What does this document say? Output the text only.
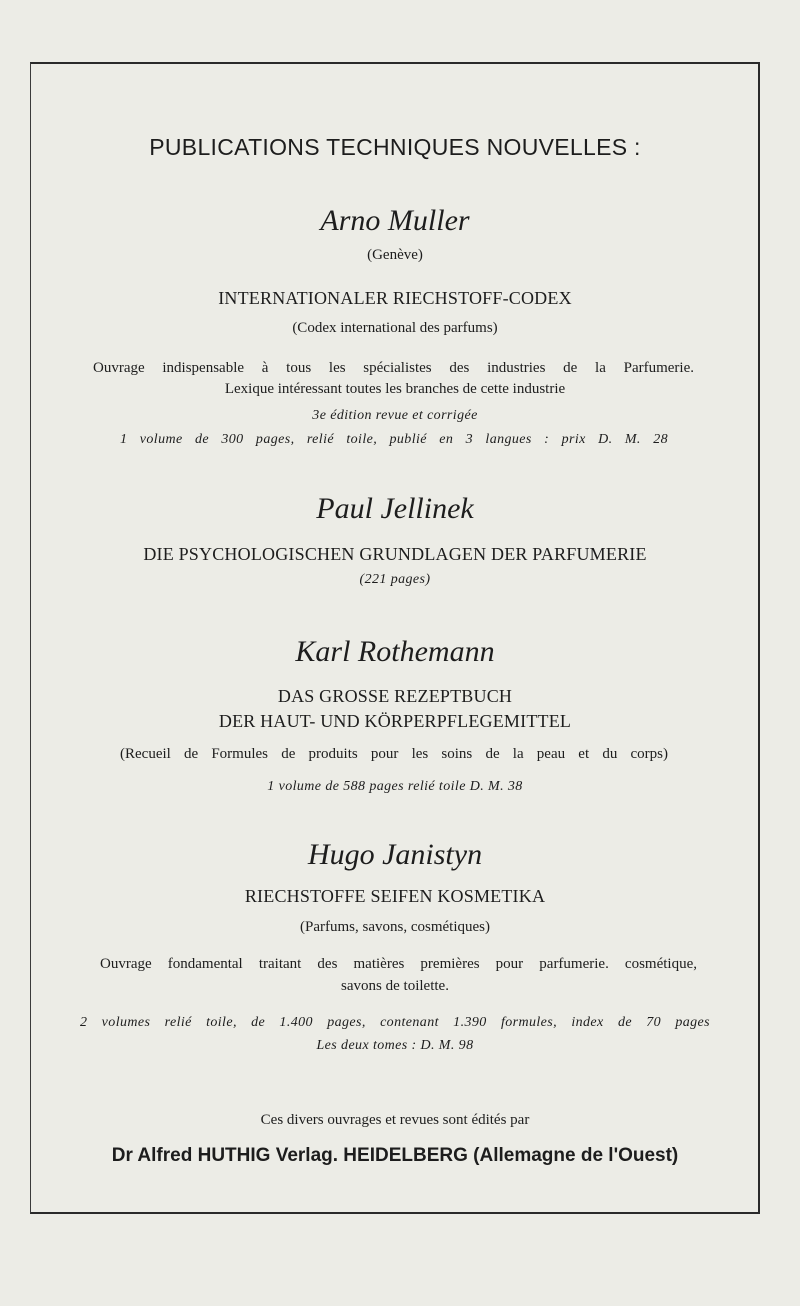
PUBLICATIONS TECHNIQUES NOUVELLES :
Arno Muller
(Genève)
INTERNATIONALER RIECHSTOFF-CODEX
(Codex international des parfums)
Ouvrage indispensable à tous les spécialistes des industries de la Parfumerie.
Lexique intéressant toutes les branches de cette industrie
3e édition revue et corrigée
1 volume de 300 pages, relié toile, publié en 3 langues : prix D. M. 28
Paul Jellinek
DIE PSYCHOLOGISCHEN GRUNDLAGEN DER PARFUMERIE
(221 pages)
Karl Rothemann
DAS GROSSE REZEPTBUCH
DER HAUT- UND KÖRPERPFLEGEMITTEL
(Recueil de Formules de produits pour les soins de la peau et du corps)
1 volume de 588 pages relié toile D. M. 38
Hugo Janistyn
RIECHSTOFFE SEIFEN KOSMETIKA
(Parfums, savons, cosmétiques)
Ouvrage fondamental traitant des matières premières pour parfumerie. cosmétique,
savons de toilette.
2 volumes relié toile, de 1.400 pages, contenant 1.390 formules, index de 70 pages
Les deux tomes : D. M. 98
Ces divers ouvrages et revues sont édités par
Dr Alfred HUTHIG Verlag. HEIDELBERG (Allemagne de l'Ouest)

## Your goal
Scan the listing above. Collect all lines with the word "pour".

## Complete output
(Recueil de Formules de produits pour les soins de la peau et du corps)
Ouvrage fondamental traitant des matières premières pour parfumerie. cosmétique,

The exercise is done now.